==== Record extracts
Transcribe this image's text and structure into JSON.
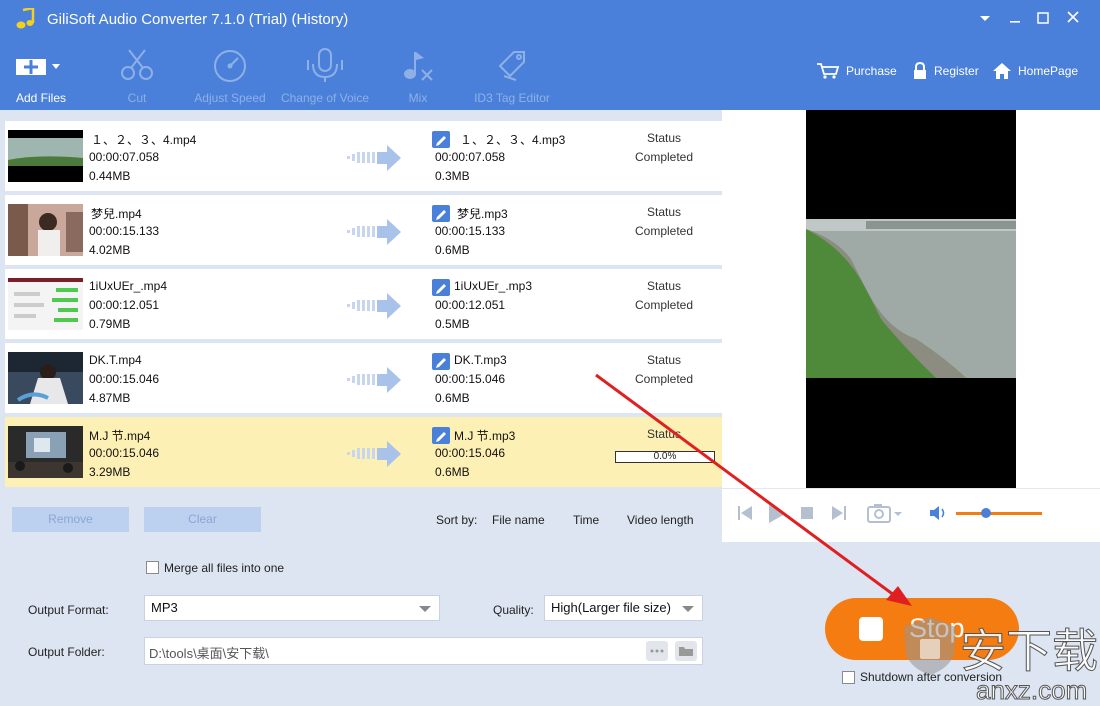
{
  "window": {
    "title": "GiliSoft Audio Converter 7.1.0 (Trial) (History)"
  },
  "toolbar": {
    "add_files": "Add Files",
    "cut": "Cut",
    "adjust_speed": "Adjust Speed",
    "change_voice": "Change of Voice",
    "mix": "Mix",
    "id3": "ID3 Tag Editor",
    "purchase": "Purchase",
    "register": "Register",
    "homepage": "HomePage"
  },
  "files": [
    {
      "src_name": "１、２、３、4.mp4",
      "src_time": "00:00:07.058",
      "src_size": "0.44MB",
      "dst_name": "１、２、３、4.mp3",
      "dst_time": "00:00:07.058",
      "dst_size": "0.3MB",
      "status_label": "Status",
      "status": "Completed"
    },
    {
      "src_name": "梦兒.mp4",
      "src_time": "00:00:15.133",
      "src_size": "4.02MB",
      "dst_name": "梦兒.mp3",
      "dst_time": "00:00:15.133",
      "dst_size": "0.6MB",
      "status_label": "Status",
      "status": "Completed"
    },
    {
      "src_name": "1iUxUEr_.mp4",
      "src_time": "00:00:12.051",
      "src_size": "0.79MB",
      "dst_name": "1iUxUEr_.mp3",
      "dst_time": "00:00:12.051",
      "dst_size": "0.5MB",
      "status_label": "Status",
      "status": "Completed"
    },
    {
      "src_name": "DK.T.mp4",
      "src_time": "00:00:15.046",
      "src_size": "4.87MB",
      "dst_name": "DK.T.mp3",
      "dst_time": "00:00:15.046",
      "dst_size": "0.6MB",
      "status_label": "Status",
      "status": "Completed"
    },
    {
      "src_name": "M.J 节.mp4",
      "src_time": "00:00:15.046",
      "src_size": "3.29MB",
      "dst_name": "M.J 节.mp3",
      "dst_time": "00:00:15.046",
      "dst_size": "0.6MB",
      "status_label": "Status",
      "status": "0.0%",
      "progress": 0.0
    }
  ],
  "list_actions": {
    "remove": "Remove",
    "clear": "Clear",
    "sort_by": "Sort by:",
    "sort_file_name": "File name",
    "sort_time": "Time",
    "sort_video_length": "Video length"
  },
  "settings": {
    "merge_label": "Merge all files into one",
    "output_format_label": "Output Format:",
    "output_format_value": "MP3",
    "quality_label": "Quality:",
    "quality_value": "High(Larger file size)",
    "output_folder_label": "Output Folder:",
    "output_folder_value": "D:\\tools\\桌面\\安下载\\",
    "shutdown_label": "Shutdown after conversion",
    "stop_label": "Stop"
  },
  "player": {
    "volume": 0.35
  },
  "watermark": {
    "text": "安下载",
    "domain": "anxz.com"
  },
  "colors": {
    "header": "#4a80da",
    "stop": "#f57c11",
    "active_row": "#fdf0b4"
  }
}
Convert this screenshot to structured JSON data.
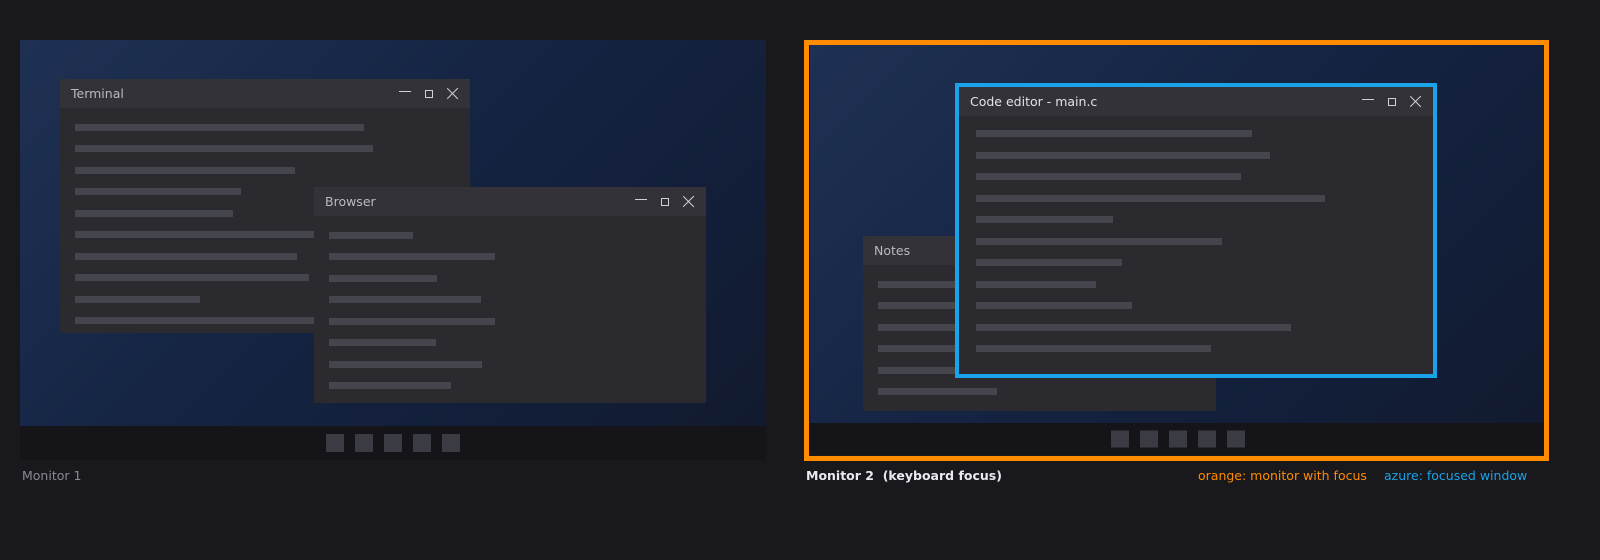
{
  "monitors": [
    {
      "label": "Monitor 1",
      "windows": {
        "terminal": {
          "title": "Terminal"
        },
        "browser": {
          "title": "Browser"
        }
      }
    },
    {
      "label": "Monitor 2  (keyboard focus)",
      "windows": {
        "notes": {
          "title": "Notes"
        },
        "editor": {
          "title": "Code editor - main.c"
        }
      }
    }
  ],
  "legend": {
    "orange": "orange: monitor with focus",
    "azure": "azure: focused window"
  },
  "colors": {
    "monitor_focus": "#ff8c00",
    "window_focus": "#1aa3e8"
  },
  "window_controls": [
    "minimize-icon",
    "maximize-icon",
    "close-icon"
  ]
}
========
Goal of the exercise >> Your copy should match the records word for word, with the pictures removed.

The result >>
Transcribe this image's text and structure into JSON.
{
  "window": {
    "title": "GiliSoft Audio Converter 7.1.0 (Trial) (History)"
  },
  "toolbar": {
    "add_files": "Add Files",
    "cut": "Cut",
    "adjust_speed": "Adjust Speed",
    "change_voice": "Change of Voice",
    "mix": "Mix",
    "id3": "ID3 Tag Editor",
    "purchase": "Purchase",
    "register": "Register",
    "homepage": "HomePage"
  },
  "files": [
    {
      "src_name": "１、２、３、4.mp4",
      "src_time": "00:00:07.058",
      "src_size": "0.44MB",
      "dst_name": "１、２、３、4.mp3",
      "dst_time": "00:00:07.058",
      "dst_size": "0.3MB",
      "status_label": "Status",
      "status": "Completed"
    },
    {
      "src_name": "梦兒.mp4",
      "src_time": "00:00:15.133",
      "src_size": "4.02MB",
      "dst_name": "梦兒.mp3",
      "dst_time": "00:00:15.133",
      "dst_size": "0.6MB",
      "status_label": "Status",
      "status": "Completed"
    },
    {
      "src_name": "1iUxUEr_.mp4",
      "src_time": "00:00:12.051",
      "src_size": "0.79MB",
      "dst_name": "1iUxUEr_.mp3",
      "dst_time": "00:00:12.051",
      "dst_size": "0.5MB",
      "status_label": "Status",
      "status": "Completed"
    },
    {
      "src_name": "DK.T.mp4",
      "src_time": "00:00:15.046",
      "src_size": "4.87MB",
      "dst_name": "DK.T.mp3",
      "dst_time": "00:00:15.046",
      "dst_size": "0.6MB",
      "status_label": "Status",
      "status": "Completed"
    },
    {
      "src_name": "M.J 节.mp4",
      "src_time": "00:00:15.046",
      "src_size": "3.29MB",
      "dst_name": "M.J 节.mp3",
      "dst_time": "00:00:15.046",
      "dst_size": "0.6MB",
      "status_label": "Status",
      "status": "0.0%",
      "progress": 0.0
    }
  ],
  "list_actions": {
    "remove": "Remove",
    "clear": "Clear",
    "sort_by": "Sort by:",
    "sort_file_name": "File name",
    "sort_time": "Time",
    "sort_video_length": "Video length"
  },
  "settings": {
    "merge_label": "Merge all files into one",
    "output_format_label": "Output Format:",
    "output_format_value": "MP3",
    "quality_label": "Quality:",
    "quality_value": "High(Larger file size)",
    "output_folder_label": "Output Folder:",
    "output_folder_value": "D:\\tools\\桌面\\安下载\\",
    "shutdown_label": "Shutdown after conversion",
    "stop_label": "Stop"
  },
  "player": {
    "volume": 0.35
  },
  "watermark": {
    "text": "安下载",
    "domain": "anxz.com"
  },
  "colors": {
    "header": "#4a80da",
    "stop": "#f57c11",
    "active_row": "#fdf0b4"
  }
}
Convert this screenshot to structured JSON data.
{
  "monitors": [
    {
      "label": "Monitor 1",
      "windows": {
        "terminal": {
          "title": "Terminal"
        },
        "browser": {
          "title": "Browser"
        }
      }
    },
    {
      "label": "Monitor 2  (keyboard focus)",
      "windows": {
        "notes": {
          "title": "Notes"
        },
        "editor": {
          "title": "Code editor - main.c"
        }
      }
    }
  ],
  "legend": {
    "orange": "orange: monitor with focus",
    "azure": "azure: focused window"
  },
  "colors": {
    "monitor_focus": "#ff8c00",
    "window_focus": "#1aa3e8"
  },
  "window_controls": [
    "minimize-icon",
    "maximize-icon",
    "close-icon"
  ]
}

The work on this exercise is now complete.